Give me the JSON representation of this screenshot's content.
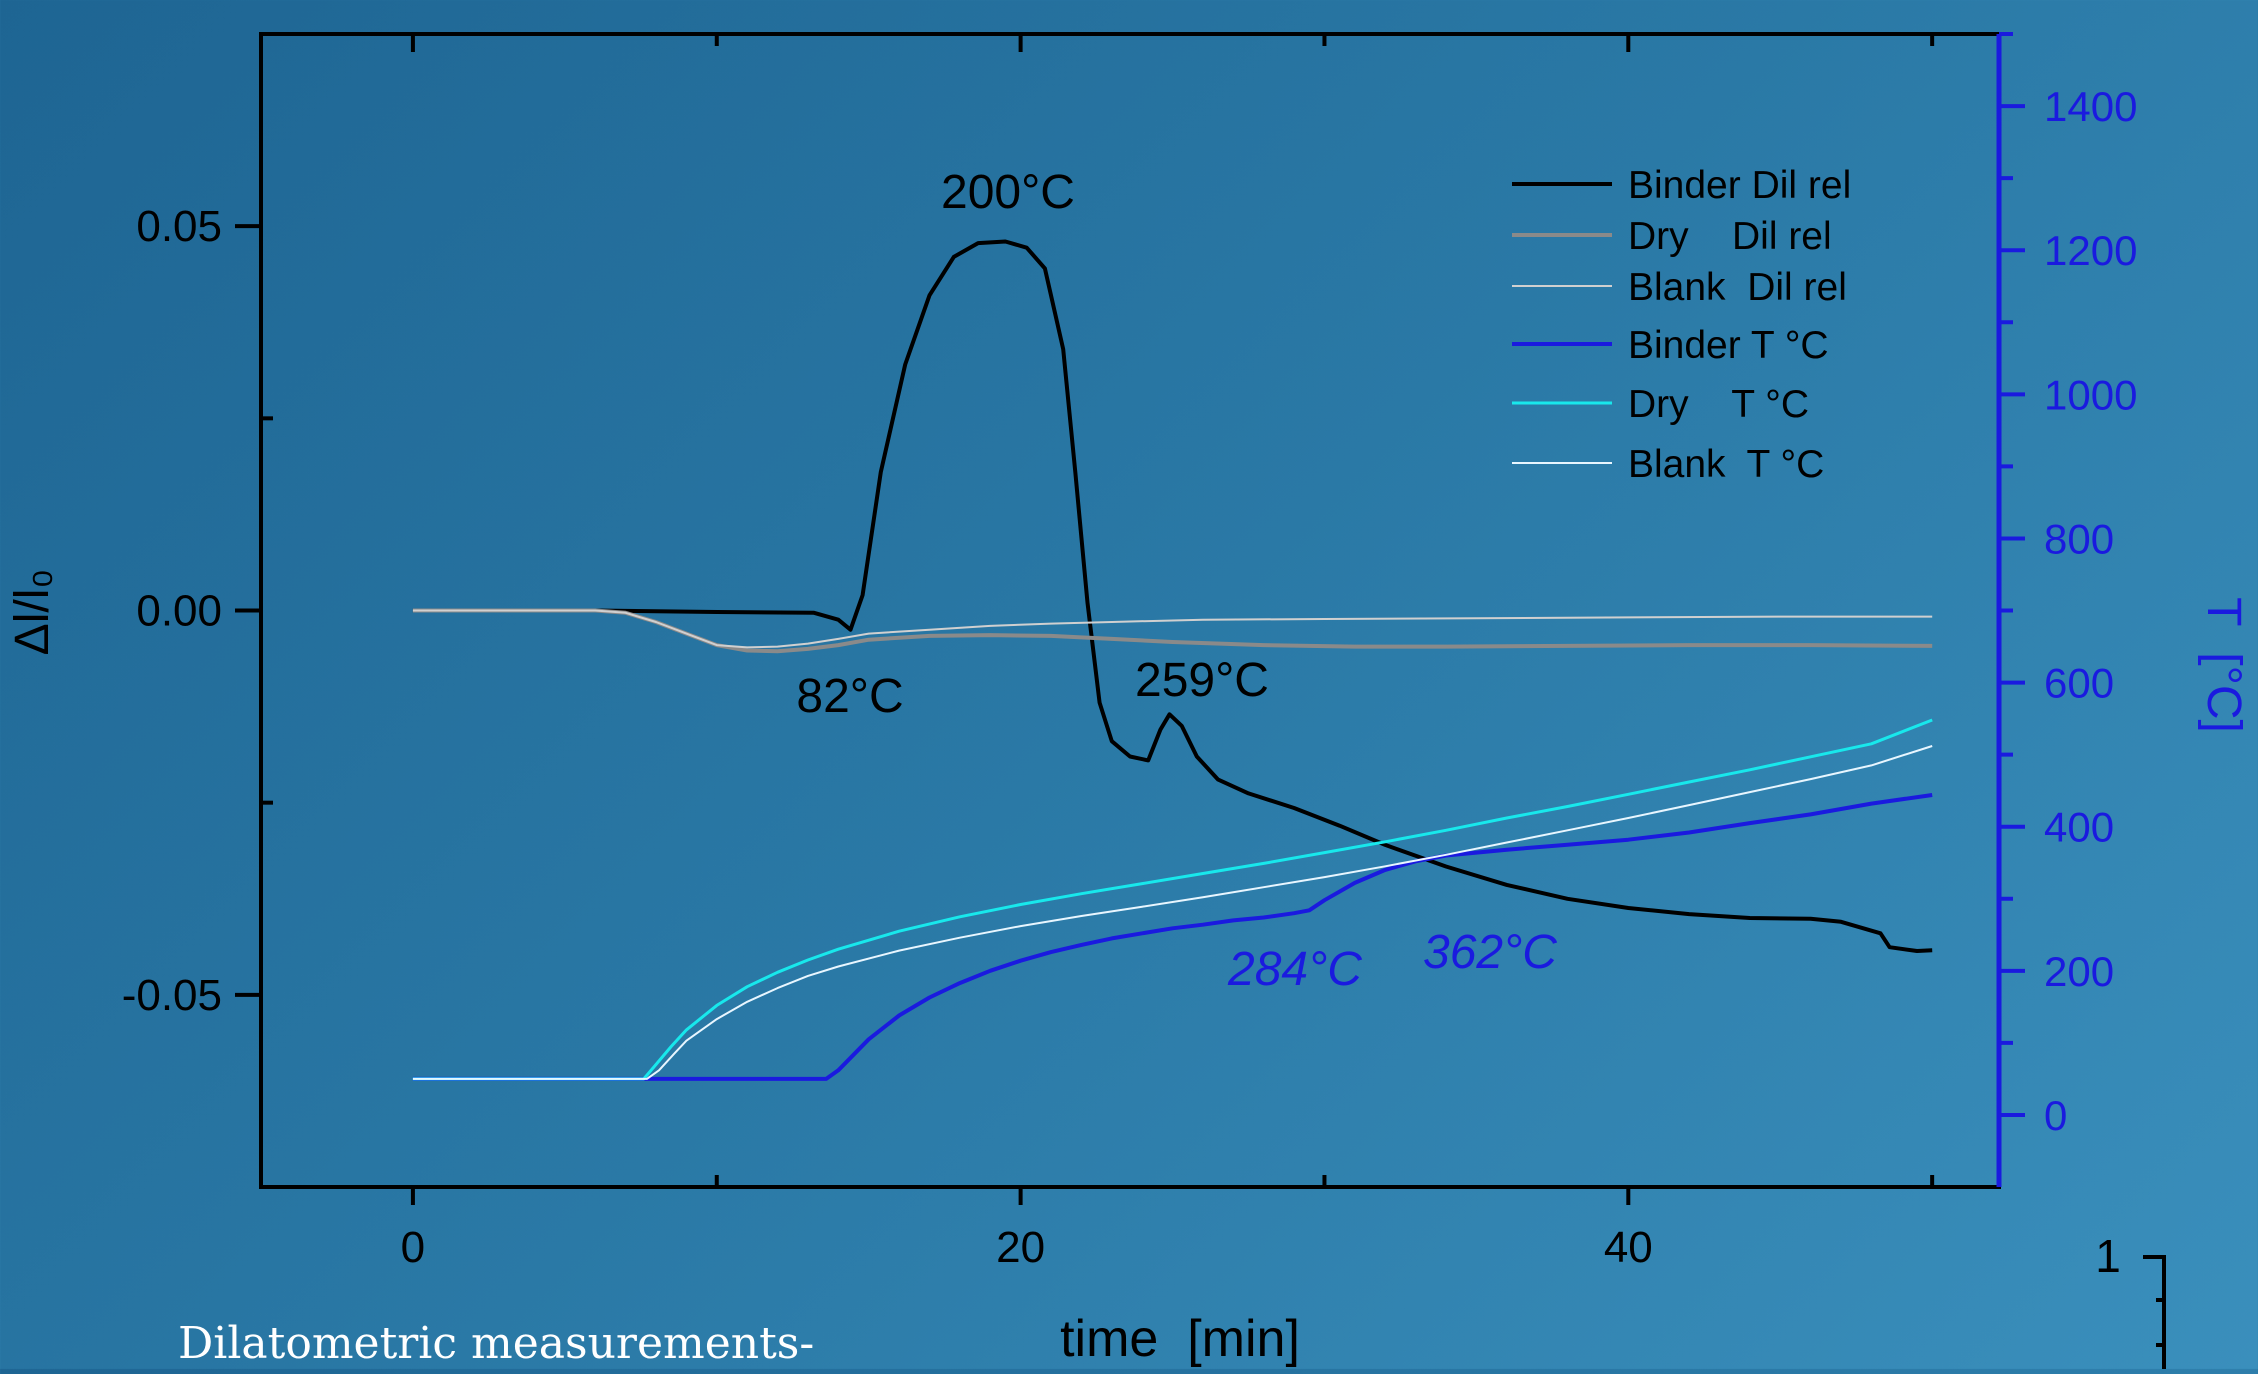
{
  "chart_data": {
    "type": "line",
    "xlabel": "time  [min]",
    "ylabel_left": "Δl/l₀",
    "ylabel_right": "T  [°C]",
    "xlim": [
      -5,
      52.2
    ],
    "ylim_left": [
      -0.075,
      0.075
    ],
    "ylim_right": [
      -100,
      1500
    ],
    "x_ticks": [
      0,
      20,
      40
    ],
    "y_left_ticks": [
      0.05,
      0.0,
      -0.05
    ],
    "y_left_tick_labels": [
      "0.05",
      "0.00",
      "-0.05"
    ],
    "y_right_ticks": [
      0,
      200,
      400,
      600,
      800,
      1000,
      1200,
      1400
    ],
    "grid": false,
    "legend_position": "top-right",
    "series": [
      {
        "name": "Binder Dil rel",
        "axis": "left",
        "color": "#000000",
        "width": 4,
        "points": [
          [
            0,
            0
          ],
          [
            6,
            0
          ],
          [
            10,
            -0.0002
          ],
          [
            13.2,
            -0.0003
          ],
          [
            14,
            -0.0012
          ],
          [
            14.4,
            -0.0025
          ],
          [
            14.8,
            0.002
          ],
          [
            15.4,
            0.018
          ],
          [
            16.2,
            0.032
          ],
          [
            17,
            0.041
          ],
          [
            17.8,
            0.046
          ],
          [
            18.6,
            0.0478
          ],
          [
            19.5,
            0.048
          ],
          [
            20.2,
            0.0472
          ],
          [
            20.8,
            0.0445
          ],
          [
            21.4,
            0.034
          ],
          [
            21.8,
            0.018
          ],
          [
            22.2,
            0.001
          ],
          [
            22.6,
            -0.012
          ],
          [
            23,
            -0.017
          ],
          [
            23.6,
            -0.019
          ],
          [
            24.2,
            -0.0195
          ],
          [
            24.6,
            -0.0155
          ],
          [
            24.9,
            -0.0135
          ],
          [
            25.3,
            -0.015
          ],
          [
            25.8,
            -0.019
          ],
          [
            26.5,
            -0.022
          ],
          [
            27.5,
            -0.0238
          ],
          [
            29,
            -0.0257
          ],
          [
            30.5,
            -0.028
          ],
          [
            32,
            -0.0305
          ],
          [
            34,
            -0.0333
          ],
          [
            36,
            -0.0357
          ],
          [
            38,
            -0.0375
          ],
          [
            40,
            -0.0387
          ],
          [
            42,
            -0.0395
          ],
          [
            44,
            -0.04
          ],
          [
            46,
            -0.0401
          ],
          [
            47,
            -0.0405
          ],
          [
            48.3,
            -0.042
          ],
          [
            48.6,
            -0.0438
          ],
          [
            49.5,
            -0.0443
          ],
          [
            50,
            -0.0442
          ]
        ]
      },
      {
        "name": "Dry    Dil rel",
        "axis": "left",
        "color": "#8a8a8a",
        "width": 4,
        "points": [
          [
            0,
            0
          ],
          [
            6,
            0
          ],
          [
            7,
            -0.0003
          ],
          [
            8,
            -0.0015
          ],
          [
            9,
            -0.003
          ],
          [
            10,
            -0.0045
          ],
          [
            11,
            -0.0052
          ],
          [
            12,
            -0.0053
          ],
          [
            13,
            -0.005
          ],
          [
            14,
            -0.0045
          ],
          [
            15,
            -0.0038
          ],
          [
            17,
            -0.0033
          ],
          [
            19,
            -0.0032
          ],
          [
            21,
            -0.0033
          ],
          [
            23,
            -0.0037
          ],
          [
            25,
            -0.0041
          ],
          [
            28,
            -0.0045
          ],
          [
            31,
            -0.0047
          ],
          [
            34,
            -0.0047
          ],
          [
            38,
            -0.0046
          ],
          [
            42,
            -0.0045
          ],
          [
            46,
            -0.0045
          ],
          [
            50,
            -0.0046
          ]
        ]
      },
      {
        "name": "Blank  Dil rel",
        "axis": "left",
        "color": "#d0d0d0",
        "width": 2,
        "points": [
          [
            0,
            0
          ],
          [
            6,
            0
          ],
          [
            7,
            -0.0003
          ],
          [
            8,
            -0.0015
          ],
          [
            9,
            -0.003
          ],
          [
            10,
            -0.0045
          ],
          [
            11,
            -0.0048
          ],
          [
            12,
            -0.0047
          ],
          [
            13,
            -0.0043
          ],
          [
            14,
            -0.0037
          ],
          [
            15,
            -0.003
          ],
          [
            17,
            -0.0025
          ],
          [
            19,
            -0.002
          ],
          [
            21,
            -0.0017
          ],
          [
            23,
            -0.0015
          ],
          [
            26,
            -0.0012
          ],
          [
            30,
            -0.0011
          ],
          [
            35,
            -0.001
          ],
          [
            40,
            -0.0009
          ],
          [
            45,
            -0.0008
          ],
          [
            50,
            -0.0008
          ]
        ]
      },
      {
        "name": "Binder T °C",
        "axis": "right",
        "color": "#1a1adf",
        "width": 4,
        "points": [
          [
            0,
            50
          ],
          [
            13.6,
            50
          ],
          [
            14,
            62
          ],
          [
            15,
            105
          ],
          [
            16,
            138
          ],
          [
            17,
            163
          ],
          [
            18,
            183
          ],
          [
            19,
            200
          ],
          [
            20,
            214
          ],
          [
            21,
            226
          ],
          [
            22,
            236
          ],
          [
            23,
            245
          ],
          [
            24,
            252
          ],
          [
            25,
            259
          ],
          [
            26,
            264
          ],
          [
            27,
            270
          ],
          [
            28,
            274
          ],
          [
            29,
            280
          ],
          [
            29.5,
            284
          ],
          [
            30,
            298
          ],
          [
            31,
            322
          ],
          [
            32,
            340
          ],
          [
            33,
            352
          ],
          [
            34,
            360
          ],
          [
            35,
            364
          ],
          [
            36,
            368
          ],
          [
            38,
            375
          ],
          [
            40,
            382
          ],
          [
            42,
            392
          ],
          [
            44,
            405
          ],
          [
            46,
            417
          ],
          [
            48,
            432
          ],
          [
            50,
            444
          ]
        ]
      },
      {
        "name": "Dry    T °C",
        "axis": "right",
        "color": "#18e8ec",
        "width": 3,
        "points": [
          [
            0,
            50
          ],
          [
            7.6,
            50
          ],
          [
            8,
            70
          ],
          [
            8.5,
            95
          ],
          [
            9,
            118
          ],
          [
            10,
            152
          ],
          [
            11,
            178
          ],
          [
            12,
            198
          ],
          [
            13,
            215
          ],
          [
            14,
            230
          ],
          [
            16,
            255
          ],
          [
            18,
            275
          ],
          [
            20,
            292
          ],
          [
            22,
            307
          ],
          [
            24,
            321
          ],
          [
            26,
            335
          ],
          [
            28,
            349
          ],
          [
            30,
            364
          ],
          [
            32,
            379
          ],
          [
            34,
            395
          ],
          [
            36,
            412
          ],
          [
            38,
            428
          ],
          [
            40,
            445
          ],
          [
            42,
            462
          ],
          [
            44,
            479
          ],
          [
            46,
            497
          ],
          [
            48,
            515
          ],
          [
            50,
            548
          ]
        ]
      },
      {
        "name": "Blank  T °C",
        "axis": "right",
        "color": "#e8f6ff",
        "width": 2,
        "points": [
          [
            0,
            50
          ],
          [
            7.7,
            50
          ],
          [
            8.1,
            62
          ],
          [
            8.6,
            85
          ],
          [
            9,
            103
          ],
          [
            10,
            133
          ],
          [
            11,
            157
          ],
          [
            12,
            176
          ],
          [
            13,
            193
          ],
          [
            14,
            206
          ],
          [
            16,
            228
          ],
          [
            18,
            246
          ],
          [
            20,
            262
          ],
          [
            22,
            276
          ],
          [
            24,
            289
          ],
          [
            26,
            302
          ],
          [
            28,
            316
          ],
          [
            30,
            330
          ],
          [
            32,
            345
          ],
          [
            34,
            361
          ],
          [
            36,
            378
          ],
          [
            38,
            395
          ],
          [
            40,
            412
          ],
          [
            42,
            430
          ],
          [
            44,
            448
          ],
          [
            46,
            466
          ],
          [
            48,
            485
          ],
          [
            50,
            512
          ]
        ]
      }
    ],
    "annotations": [
      {
        "text": "200°C",
        "color": "#000000",
        "italic": false
      },
      {
        "text": "82°C",
        "color": "#000000",
        "italic": false
      },
      {
        "text": "259°C",
        "color": "#000000",
        "italic": false
      },
      {
        "text": "284°C",
        "color": "#1a1adf",
        "italic": true
      },
      {
        "text": "362°C",
        "color": "#1a1adf",
        "italic": true
      }
    ],
    "colors": {
      "axis_left": "#000000",
      "axis_right": "#1a1adf"
    }
  },
  "caption": "Dilatometric measurements-",
  "fragment_label": "1"
}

########

In the records, locate each line holding the string "name" and copy it.

        "name": "Binder Dil rel",
        "name": "Dry    Dil rel",
        "name": "Blank  Dil rel",
        "name": "Binder T °C",
        "name": "Dry    T °C",
        "name": "Blank  T °C",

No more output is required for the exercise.